# [Sua tarefa]
No texto sobre os Alpes, reescreva o trecho que começa em "Entre o cume" e vai até "da sua finitude.", substituindo "montanha" por "serra".

# [Texto fornecido]
---

Entre o cume e o abismo, entre o branco intacto da neve que cobriu a infância e a pedra desgastada de um presente artificial, abre-se um hiato. Uma fenda brutal no tempo. Um silêncio que não é paz, mas ruptura: onde houve neve, agora há apenas pó. Onde houve descida, agora há desfiguração. É nessa brecha que se inscreve este trabalho fotográfico: não apenas como denúncia, mas também como luto. Uma elegia visual ao corpo da montanha, à sua memória ferida, ao seu desgaste lento e à certeza da sua finitude.
A motivação nasce das entranhas do arquivo familiar de Filippo Poli e da vontade de documentar a anatomia ferida dos Alpes, entrelaçando sua biografia íntima com a geografia devastada do lugar. O autor regressa com o filho ao local onde tudo começou — o Vale de Aosta — Cervinia, 1983 — mas a paisagem não responde. A montanha que moldou seu imaginário já não está. Restam apenas fragmentos, vestígios, estruturas fósseis de uma promessa não cumprida. Ali onde gerações anteriores aprenderam a esquiar, outras não terão onde cair. Como arquiteto, Poli reconhece nessa mutação não apenas um espaço cultural: a relação entre a paisagem herdada e as formas que a deformaram atravessa-o, pois nela se cifra também uma perda pessoal.
As imagens que compõem este projeto habitam múltiplas camadas de tempo. Há um ontem revelado em negativos a preto e branco: a infância, os gestos rituais, a cordilheira como refúgio e narrativa. Quando deslizar e traçar o caminho era quase um ato espiritual. A neve não era apenas matéria: era promessa, raiz, pertença. Esse território nevado, íntimo e acolhedor, parecia suspenso numa eternidade luminosa. O enquadramento de cada fotografia importa: cada imagem do álbum familiar é um quarto onde se guarda uma forma de estar, de olhar, de cuidar.
O presente, por sua vez, irrompe em cor, mas está ferido. O gesto agora é técnico, repetitivo, forçado. Uma barragem artificial deforma a encosta, retendo o que antes caía livremente. A estação já não se vive: simula-se. As vistas tornaram-se um deserto de blocos de cimento, mangueiras enroladas e tubulações metálicas. Onde antes havia rito, agora há mecânica. Contudo, o álbum familiar e o olhar atual não constroem uma narrativa linear. Não se olham com ternura: confrontam-se. O que se expõe não é uma simples transformação, mas uma perda de sentido. Aqueles picos que desenharam um horizonte robusto são agora um sintoma de fragilidade. Um sinal de alerta. E os dados confirmam a ferida. Na Itália, até hoje, 265 instalações de esqui jazem abandonadas. Na temporada 2021–2022, 90% das pistas utilizaram neve artificial. Para cobrir um único hectare, são necessários um milhão de litros de água: o equivalente ao consumo de 10.000 pessoas. Constroem-se reservatórios circulares — 165 até 2025 só na Itália — para alimentar uma ilusão efêmera que dura apenas alguns meses. Não são lagos: são cicatrizes abertas sobre o terreno. Não são soluções: são intervenções cirúrgicas num corpo já exausto.

---

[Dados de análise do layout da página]
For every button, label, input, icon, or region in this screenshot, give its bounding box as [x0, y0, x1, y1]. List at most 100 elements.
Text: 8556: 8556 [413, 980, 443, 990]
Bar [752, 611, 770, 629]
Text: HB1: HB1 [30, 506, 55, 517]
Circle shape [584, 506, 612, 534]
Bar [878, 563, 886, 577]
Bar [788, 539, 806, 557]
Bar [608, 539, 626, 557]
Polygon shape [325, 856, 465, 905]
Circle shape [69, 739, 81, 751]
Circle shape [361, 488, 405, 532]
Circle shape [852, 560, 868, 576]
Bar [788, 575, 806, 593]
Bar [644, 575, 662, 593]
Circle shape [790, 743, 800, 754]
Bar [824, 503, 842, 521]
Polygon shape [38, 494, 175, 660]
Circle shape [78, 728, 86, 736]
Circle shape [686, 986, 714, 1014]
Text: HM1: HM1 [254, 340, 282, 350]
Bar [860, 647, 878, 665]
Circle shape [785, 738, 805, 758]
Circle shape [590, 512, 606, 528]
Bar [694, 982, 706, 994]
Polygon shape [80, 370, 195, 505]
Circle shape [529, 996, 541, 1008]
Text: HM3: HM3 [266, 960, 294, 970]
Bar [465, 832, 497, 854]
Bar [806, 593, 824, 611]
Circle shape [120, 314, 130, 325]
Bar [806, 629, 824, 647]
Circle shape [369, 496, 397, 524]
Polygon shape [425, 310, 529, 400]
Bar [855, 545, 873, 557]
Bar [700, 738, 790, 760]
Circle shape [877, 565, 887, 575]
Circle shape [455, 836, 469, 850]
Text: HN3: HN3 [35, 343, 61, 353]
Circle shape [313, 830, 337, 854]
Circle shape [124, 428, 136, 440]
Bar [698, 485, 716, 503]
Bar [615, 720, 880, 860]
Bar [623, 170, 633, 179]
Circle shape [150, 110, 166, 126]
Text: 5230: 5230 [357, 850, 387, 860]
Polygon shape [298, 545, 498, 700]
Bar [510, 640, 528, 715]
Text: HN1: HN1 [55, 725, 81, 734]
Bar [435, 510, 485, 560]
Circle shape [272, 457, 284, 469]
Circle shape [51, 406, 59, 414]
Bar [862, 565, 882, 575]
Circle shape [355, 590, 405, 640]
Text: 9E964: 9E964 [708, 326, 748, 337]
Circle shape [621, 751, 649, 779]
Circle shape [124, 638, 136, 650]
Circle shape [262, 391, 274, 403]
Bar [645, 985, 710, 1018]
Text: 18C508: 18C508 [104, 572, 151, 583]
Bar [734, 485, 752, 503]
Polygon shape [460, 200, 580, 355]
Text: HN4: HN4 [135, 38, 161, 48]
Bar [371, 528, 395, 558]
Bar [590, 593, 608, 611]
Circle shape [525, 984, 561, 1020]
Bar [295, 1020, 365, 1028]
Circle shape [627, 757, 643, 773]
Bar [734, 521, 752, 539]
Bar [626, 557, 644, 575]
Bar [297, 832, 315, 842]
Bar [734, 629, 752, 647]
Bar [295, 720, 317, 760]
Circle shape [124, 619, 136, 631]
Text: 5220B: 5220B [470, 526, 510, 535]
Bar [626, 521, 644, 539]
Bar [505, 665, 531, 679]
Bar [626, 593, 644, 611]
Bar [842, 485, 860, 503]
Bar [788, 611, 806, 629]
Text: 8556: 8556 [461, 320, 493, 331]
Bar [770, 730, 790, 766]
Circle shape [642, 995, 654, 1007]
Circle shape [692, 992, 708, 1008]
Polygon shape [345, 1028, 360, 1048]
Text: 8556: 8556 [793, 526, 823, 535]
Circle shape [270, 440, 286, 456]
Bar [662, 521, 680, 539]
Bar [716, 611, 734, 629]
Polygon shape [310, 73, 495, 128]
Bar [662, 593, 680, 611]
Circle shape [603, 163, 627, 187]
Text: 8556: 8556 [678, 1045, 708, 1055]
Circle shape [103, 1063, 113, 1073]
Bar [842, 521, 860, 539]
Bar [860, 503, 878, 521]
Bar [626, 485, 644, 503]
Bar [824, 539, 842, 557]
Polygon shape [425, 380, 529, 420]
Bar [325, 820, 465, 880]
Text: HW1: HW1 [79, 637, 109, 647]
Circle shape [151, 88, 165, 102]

---

# [Resposta]
Entre o cume e o abismo, entre o branco intacto da neve que cobriu a infância e a pedra desgastada de um presente artificial, abre-se um hiato. Uma fenda brutal no tempo. Um silêncio que não é paz, mas ruptura: onde houve neve, agora há apenas pó. Onde houve descida, agora há desfiguração. É nessa brecha que se inscreve este trabalho fotográfico: não apenas como denúncia, mas também como luto. Uma elegia visual ao corpo da serra, à sua memória ferida, ao seu desgaste lento e à certeza da sua finitude.